● **Collected data entries**:

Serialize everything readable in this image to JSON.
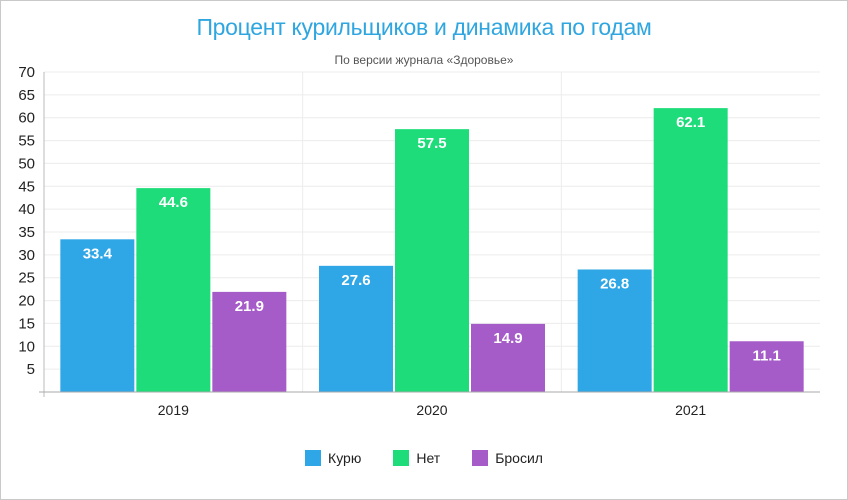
{
  "chart_data": {
    "type": "bar",
    "title": "Процент курильщиков и динамика по годам",
    "subtitle": "По версии журнала «Здоровье»",
    "categories": [
      "2019",
      "2020",
      "2021"
    ],
    "series": [
      {
        "name": "Курю",
        "color": "#2fa6e6",
        "values": [
          33.4,
          27.6,
          26.8
        ]
      },
      {
        "name": "Нет",
        "color": "#1edc7a",
        "values": [
          44.6,
          57.5,
          62.1
        ]
      },
      {
        "name": "Бросил",
        "color": "#a55bc8",
        "values": [
          21.9,
          14.9,
          11.1
        ]
      }
    ],
    "yticks": [
      5,
      10,
      15,
      20,
      25,
      30,
      35,
      40,
      45,
      50,
      55,
      60,
      65,
      70
    ],
    "ylim": [
      0,
      70
    ],
    "grid": true,
    "legend": "bottom"
  }
}
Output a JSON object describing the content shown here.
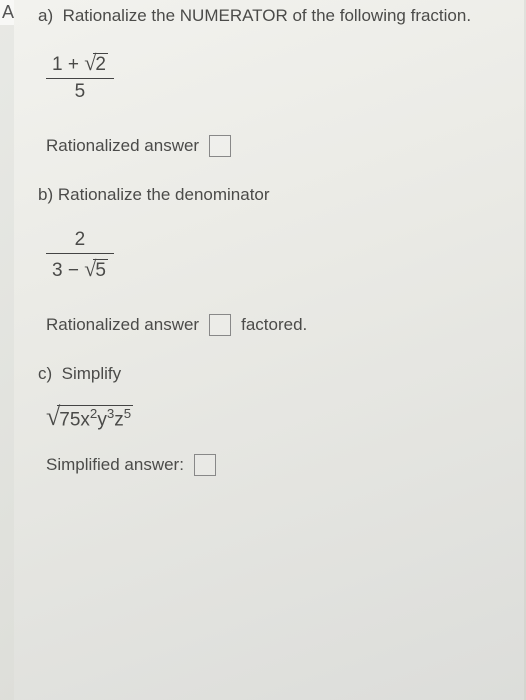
{
  "edge_marker": "A",
  "part_a": {
    "label": "a)",
    "prompt": "Rationalize the NUMERATOR of the following fraction.",
    "fraction": {
      "numerator_prefix": "1 + ",
      "numerator_radicand": "2",
      "denominator": "5"
    },
    "answer_label": "Rationalized answer"
  },
  "part_b": {
    "label": "b)",
    "prompt": "Rationalize the denominator",
    "fraction": {
      "numerator": "2",
      "denominator_prefix": "3 − ",
      "denominator_radicand": "5"
    },
    "answer_label": "Rationalized answer",
    "answer_suffix": "factored."
  },
  "part_c": {
    "label": "c)",
    "prompt": "Simplify",
    "expression": {
      "coeff": "75",
      "t1_base": "x",
      "t1_exp": "2",
      "t2_base": "y",
      "t2_exp": "3",
      "t3_base": "z",
      "t3_exp": "5"
    },
    "answer_label": "Simplified answer:"
  },
  "colors": {
    "text": "#4a4a48",
    "rule": "#444444",
    "box_border": "#888888",
    "page_bg_top": "#f2f2ee",
    "page_bg_bottom": "#dcddda"
  }
}
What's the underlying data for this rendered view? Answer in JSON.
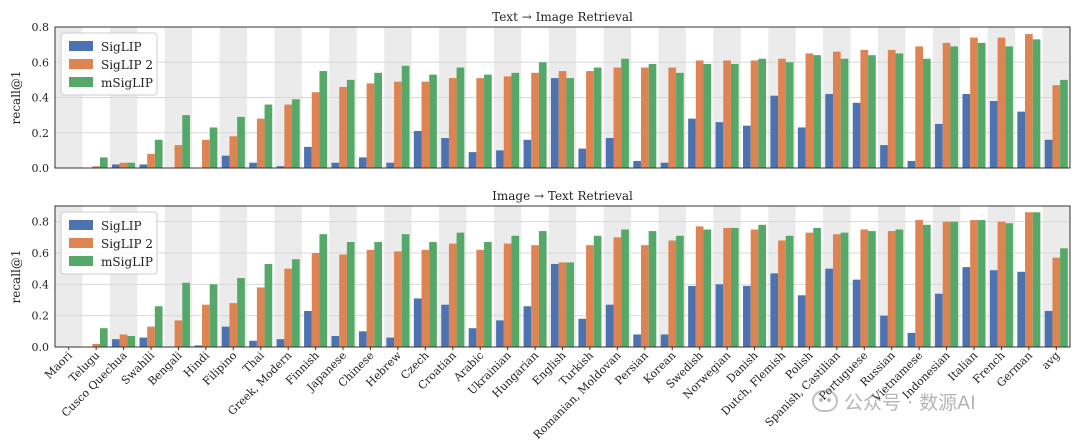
{
  "colors": {
    "SigLIP": "#4c72b0",
    "SigLIP 2": "#dd8452",
    "mSigLIP": "#55a868",
    "band": "#ebebeb",
    "grid": "#d8d8d8"
  },
  "watermark": "公众号 · 数源AI",
  "chart_data": [
    {
      "type": "bar",
      "title": "Text → Image Retrieval",
      "xlabel": "",
      "ylabel": "recall@1",
      "ylim": [
        0,
        0.8
      ],
      "yticks": [
        "0.0",
        "0.2",
        "0.4",
        "0.6",
        "0.8"
      ],
      "legend_position": "top-left",
      "categories": [
        "Maori",
        "Telugu",
        "Cusco Quechua",
        "Swahili",
        "Bengali",
        "Hindi",
        "Filipino",
        "Thai",
        "Greek, Modern",
        "Finnish",
        "Japanese",
        "Chinese",
        "Hebrew",
        "Czech",
        "Croatian",
        "Arabic",
        "Ukrainian",
        "Hungarian",
        "English",
        "Turkish",
        "Romanian, Moldovan",
        "Persian",
        "Korean",
        "Swedish",
        "Norwegian",
        "Danish",
        "Dutch, Flemish",
        "Polish",
        "Spanish, Castilian",
        "Portuguese",
        "Russian",
        "Vietnamese",
        "Indonesian",
        "Italian",
        "French",
        "German",
        "avg"
      ],
      "series": [
        {
          "name": "SigLIP",
          "values": [
            0.0,
            0.0,
            0.02,
            0.02,
            0.0,
            0.0,
            0.07,
            0.03,
            0.01,
            0.12,
            0.03,
            0.06,
            0.03,
            0.21,
            0.17,
            0.09,
            0.1,
            0.16,
            0.51,
            0.11,
            0.17,
            0.04,
            0.03,
            0.28,
            0.26,
            0.24,
            0.41,
            0.23,
            0.42,
            0.37,
            0.13,
            0.04,
            0.25,
            0.42,
            0.38,
            0.32,
            0.16
          ]
        },
        {
          "name": "SigLIP 2",
          "values": [
            0.0,
            0.01,
            0.03,
            0.08,
            0.13,
            0.16,
            0.18,
            0.28,
            0.36,
            0.43,
            0.46,
            0.48,
            0.49,
            0.49,
            0.51,
            0.51,
            0.52,
            0.54,
            0.55,
            0.55,
            0.57,
            0.57,
            0.57,
            0.61,
            0.61,
            0.61,
            0.62,
            0.65,
            0.66,
            0.67,
            0.67,
            0.69,
            0.71,
            0.74,
            0.74,
            0.76,
            0.47
          ]
        },
        {
          "name": "mSigLIP",
          "values": [
            0.0,
            0.06,
            0.03,
            0.16,
            0.3,
            0.23,
            0.29,
            0.36,
            0.39,
            0.55,
            0.5,
            0.54,
            0.58,
            0.53,
            0.57,
            0.53,
            0.54,
            0.6,
            0.51,
            0.57,
            0.62,
            0.59,
            0.54,
            0.59,
            0.59,
            0.62,
            0.6,
            0.64,
            0.62,
            0.64,
            0.65,
            0.62,
            0.69,
            0.71,
            0.69,
            0.73,
            0.5
          ]
        }
      ]
    },
    {
      "type": "bar",
      "title": "Image → Text Retrieval",
      "xlabel": "",
      "ylabel": "recall@1",
      "ylim": [
        0,
        0.9
      ],
      "yticks": [
        "0.0",
        "0.2",
        "0.4",
        "0.6",
        "0.8"
      ],
      "legend_position": "top-left",
      "categories": [
        "Maori",
        "Telugu",
        "Cusco Quechua",
        "Swahili",
        "Bengali",
        "Hindi",
        "Filipino",
        "Thai",
        "Greek, Modern",
        "Finnish",
        "Japanese",
        "Chinese",
        "Hebrew",
        "Czech",
        "Croatian",
        "Arabic",
        "Ukrainian",
        "Hungarian",
        "English",
        "Turkish",
        "Romanian, Moldovan",
        "Persian",
        "Korean",
        "Swedish",
        "Norwegian",
        "Danish",
        "Dutch, Flemish",
        "Polish",
        "Spanish, Castilian",
        "Portuguese",
        "Russian",
        "Vietnamese",
        "Indonesian",
        "Italian",
        "French",
        "German",
        "avg"
      ],
      "series": [
        {
          "name": "SigLIP",
          "values": [
            0.0,
            0.0,
            0.05,
            0.06,
            0.0,
            0.01,
            0.13,
            0.04,
            0.05,
            0.23,
            0.07,
            0.1,
            0.06,
            0.31,
            0.27,
            0.12,
            0.17,
            0.26,
            0.53,
            0.18,
            0.27,
            0.08,
            0.08,
            0.39,
            0.4,
            0.39,
            0.47,
            0.33,
            0.5,
            0.43,
            0.2,
            0.09,
            0.34,
            0.51,
            0.49,
            0.48,
            0.23
          ]
        },
        {
          "name": "SigLIP 2",
          "values": [
            0.0,
            0.02,
            0.08,
            0.13,
            0.17,
            0.27,
            0.28,
            0.38,
            0.5,
            0.6,
            0.59,
            0.62,
            0.61,
            0.62,
            0.66,
            0.62,
            0.66,
            0.65,
            0.54,
            0.65,
            0.7,
            0.65,
            0.68,
            0.77,
            0.76,
            0.75,
            0.68,
            0.73,
            0.72,
            0.75,
            0.74,
            0.81,
            0.8,
            0.81,
            0.8,
            0.86,
            0.57
          ]
        },
        {
          "name": "mSigLIP",
          "values": [
            0.0,
            0.12,
            0.07,
            0.26,
            0.41,
            0.4,
            0.44,
            0.53,
            0.56,
            0.72,
            0.67,
            0.67,
            0.72,
            0.67,
            0.73,
            0.67,
            0.71,
            0.74,
            0.54,
            0.71,
            0.75,
            0.74,
            0.71,
            0.75,
            0.76,
            0.78,
            0.71,
            0.76,
            0.73,
            0.74,
            0.75,
            0.78,
            0.8,
            0.81,
            0.79,
            0.86,
            0.63
          ]
        }
      ]
    }
  ]
}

● **Written request**: Quote all of the entries word for word, omitting any pictures.

● **Solved problem**:
Serialize everything readable in this image to JSON.
{
  "chart_data": {
    "type": "bar",
    "title": "Процент курильщиков и динамика по годам",
    "subtitle": "По версии журнала «Здоровье»",
    "categories": [
      "2019",
      "2020",
      "2021"
    ],
    "series": [
      {
        "name": "Курю",
        "color": "#2fa6e6",
        "values": [
          33.4,
          27.6,
          26.8
        ]
      },
      {
        "name": "Нет",
        "color": "#1edc7a",
        "values": [
          44.6,
          57.5,
          62.1
        ]
      },
      {
        "name": "Бросил",
        "color": "#a55bc8",
        "values": [
          21.9,
          14.9,
          11.1
        ]
      }
    ],
    "yticks": [
      5,
      10,
      15,
      20,
      25,
      30,
      35,
      40,
      45,
      50,
      55,
      60,
      65,
      70
    ],
    "ylim": [
      0,
      70
    ],
    "grid": true,
    "legend": "bottom"
  }
}
Output a JSON object describing the content shown here.
{
  "edge_marker": "A",
  "part_a": {
    "label": "a)",
    "prompt": "Rationalize the NUMERATOR of the following fraction.",
    "fraction": {
      "numerator_prefix": "1 + ",
      "numerator_radicand": "2",
      "denominator": "5"
    },
    "answer_label": "Rationalized answer"
  },
  "part_b": {
    "label": "b)",
    "prompt": "Rationalize the denominator",
    "fraction": {
      "numerator": "2",
      "denominator_prefix": "3 − ",
      "denominator_radicand": "5"
    },
    "answer_label": "Rationalized answer",
    "answer_suffix": "factored."
  },
  "part_c": {
    "label": "c)",
    "prompt": "Simplify",
    "expression": {
      "coeff": "75",
      "t1_base": "x",
      "t1_exp": "2",
      "t2_base": "y",
      "t2_exp": "3",
      "t3_base": "z",
      "t3_exp": "5"
    },
    "answer_label": "Simplified answer:"
  },
  "colors": {
    "text": "#4a4a48",
    "rule": "#444444",
    "box_border": "#888888",
    "page_bg_top": "#f2f2ee",
    "page_bg_bottom": "#dcddda"
  }
}
What's the underlying data for this rendered view? Answer in JSON.
{
  "colors": {
    "SigLIP": "#4c72b0",
    "SigLIP 2": "#dd8452",
    "mSigLIP": "#55a868",
    "band": "#ebebeb",
    "grid": "#d8d8d8"
  },
  "watermark": "公众号 · 数源AI",
  "chart_data": [
    {
      "type": "bar",
      "title": "Text → Image Retrieval",
      "xlabel": "",
      "ylabel": "recall@1",
      "ylim": [
        0,
        0.8
      ],
      "yticks": [
        "0.0",
        "0.2",
        "0.4",
        "0.6",
        "0.8"
      ],
      "legend_position": "top-left",
      "categories": [
        "Maori",
        "Telugu",
        "Cusco Quechua",
        "Swahili",
        "Bengali",
        "Hindi",
        "Filipino",
        "Thai",
        "Greek, Modern",
        "Finnish",
        "Japanese",
        "Chinese",
        "Hebrew",
        "Czech",
        "Croatian",
        "Arabic",
        "Ukrainian",
        "Hungarian",
        "English",
        "Turkish",
        "Romanian, Moldovan",
        "Persian",
        "Korean",
        "Swedish",
        "Norwegian",
        "Danish",
        "Dutch, Flemish",
        "Polish",
        "Spanish, Castilian",
        "Portuguese",
        "Russian",
        "Vietnamese",
        "Indonesian",
        "Italian",
        "French",
        "German",
        "avg"
      ],
      "series": [
        {
          "name": "SigLIP",
          "values": [
            0.0,
            0.0,
            0.02,
            0.02,
            0.0,
            0.0,
            0.07,
            0.03,
            0.01,
            0.12,
            0.03,
            0.06,
            0.03,
            0.21,
            0.17,
            0.09,
            0.1,
            0.16,
            0.51,
            0.11,
            0.17,
            0.04,
            0.03,
            0.28,
            0.26,
            0.24,
            0.41,
            0.23,
            0.42,
            0.37,
            0.13,
            0.04,
            0.25,
            0.42,
            0.38,
            0.32,
            0.16
          ]
        },
        {
          "name": "SigLIP 2",
          "values": [
            0.0,
            0.01,
            0.03,
            0.08,
            0.13,
            0.16,
            0.18,
            0.28,
            0.36,
            0.43,
            0.46,
            0.48,
            0.49,
            0.49,
            0.51,
            0.51,
            0.52,
            0.54,
            0.55,
            0.55,
            0.57,
            0.57,
            0.57,
            0.61,
            0.61,
            0.61,
            0.62,
            0.65,
            0.66,
            0.67,
            0.67,
            0.69,
            0.71,
            0.74,
            0.74,
            0.76,
            0.47
          ]
        },
        {
          "name": "mSigLIP",
          "values": [
            0.0,
            0.06,
            0.03,
            0.16,
            0.3,
            0.23,
            0.29,
            0.36,
            0.39,
            0.55,
            0.5,
            0.54,
            0.58,
            0.53,
            0.57,
            0.53,
            0.54,
            0.6,
            0.51,
            0.57,
            0.62,
            0.59,
            0.54,
            0.59,
            0.59,
            0.62,
            0.6,
            0.64,
            0.62,
            0.64,
            0.65,
            0.62,
            0.69,
            0.71,
            0.69,
            0.73,
            0.5
          ]
        }
      ]
    },
    {
      "type": "bar",
      "title": "Image → Text Retrieval",
      "xlabel": "",
      "ylabel": "recall@1",
      "ylim": [
        0,
        0.9
      ],
      "yticks": [
        "0.0",
        "0.2",
        "0.4",
        "0.6",
        "0.8"
      ],
      "legend_position": "top-left",
      "categories": [
        "Maori",
        "Telugu",
        "Cusco Quechua",
        "Swahili",
        "Bengali",
        "Hindi",
        "Filipino",
        "Thai",
        "Greek, Modern",
        "Finnish",
        "Japanese",
        "Chinese",
        "Hebrew",
        "Czech",
        "Croatian",
        "Arabic",
        "Ukrainian",
        "Hungarian",
        "English",
        "Turkish",
        "Romanian, Moldovan",
        "Persian",
        "Korean",
        "Swedish",
        "Norwegian",
        "Danish",
        "Dutch, Flemish",
        "Polish",
        "Spanish, Castilian",
        "Portuguese",
        "Russian",
        "Vietnamese",
        "Indonesian",
        "Italian",
        "French",
        "German",
        "avg"
      ],
      "series": [
        {
          "name": "SigLIP",
          "values": [
            0.0,
            0.0,
            0.05,
            0.06,
            0.0,
            0.01,
            0.13,
            0.04,
            0.05,
            0.23,
            0.07,
            0.1,
            0.06,
            0.31,
            0.27,
            0.12,
            0.17,
            0.26,
            0.53,
            0.18,
            0.27,
            0.08,
            0.08,
            0.39,
            0.4,
            0.39,
            0.47,
            0.33,
            0.5,
            0.43,
            0.2,
            0.09,
            0.34,
            0.51,
            0.49,
            0.48,
            0.23
          ]
        },
        {
          "name": "SigLIP 2",
          "values": [
            0.0,
            0.02,
            0.08,
            0.13,
            0.17,
            0.27,
            0.28,
            0.38,
            0.5,
            0.6,
            0.59,
            0.62,
            0.61,
            0.62,
            0.66,
            0.62,
            0.66,
            0.65,
            0.54,
            0.65,
            0.7,
            0.65,
            0.68,
            0.77,
            0.76,
            0.75,
            0.68,
            0.73,
            0.72,
            0.75,
            0.74,
            0.81,
            0.8,
            0.81,
            0.8,
            0.86,
            0.57
          ]
        },
        {
          "name": "mSigLIP",
          "values": [
            0.0,
            0.12,
            0.07,
            0.26,
            0.41,
            0.4,
            0.44,
            0.53,
            0.56,
            0.72,
            0.67,
            0.67,
            0.72,
            0.67,
            0.73,
            0.67,
            0.71,
            0.74,
            0.54,
            0.71,
            0.75,
            0.74,
            0.71,
            0.75,
            0.76,
            0.78,
            0.71,
            0.76,
            0.73,
            0.74,
            0.75,
            0.78,
            0.8,
            0.81,
            0.79,
            0.86,
            0.63
          ]
        }
      ]
    }
  ]
}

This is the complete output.